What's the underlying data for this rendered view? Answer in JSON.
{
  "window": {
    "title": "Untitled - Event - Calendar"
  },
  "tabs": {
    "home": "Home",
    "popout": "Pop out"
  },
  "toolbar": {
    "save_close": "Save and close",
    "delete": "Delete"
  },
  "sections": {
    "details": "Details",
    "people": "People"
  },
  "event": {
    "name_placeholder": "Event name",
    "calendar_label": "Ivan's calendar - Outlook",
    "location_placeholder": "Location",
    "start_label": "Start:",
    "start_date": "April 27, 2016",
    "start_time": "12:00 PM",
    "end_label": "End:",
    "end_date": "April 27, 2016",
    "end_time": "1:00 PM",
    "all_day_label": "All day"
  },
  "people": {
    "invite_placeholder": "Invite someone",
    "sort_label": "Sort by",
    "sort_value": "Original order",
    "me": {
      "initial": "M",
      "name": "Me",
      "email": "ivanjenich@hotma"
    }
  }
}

::::::::

**WHAT THE EXERCISE ASKS**
In the records above, locate the lines holding the word "April". Copy each of them.

**ANSWER BELOW**
    "start_date": "April 27, 2016",
    "end_date": "April 27, 2016",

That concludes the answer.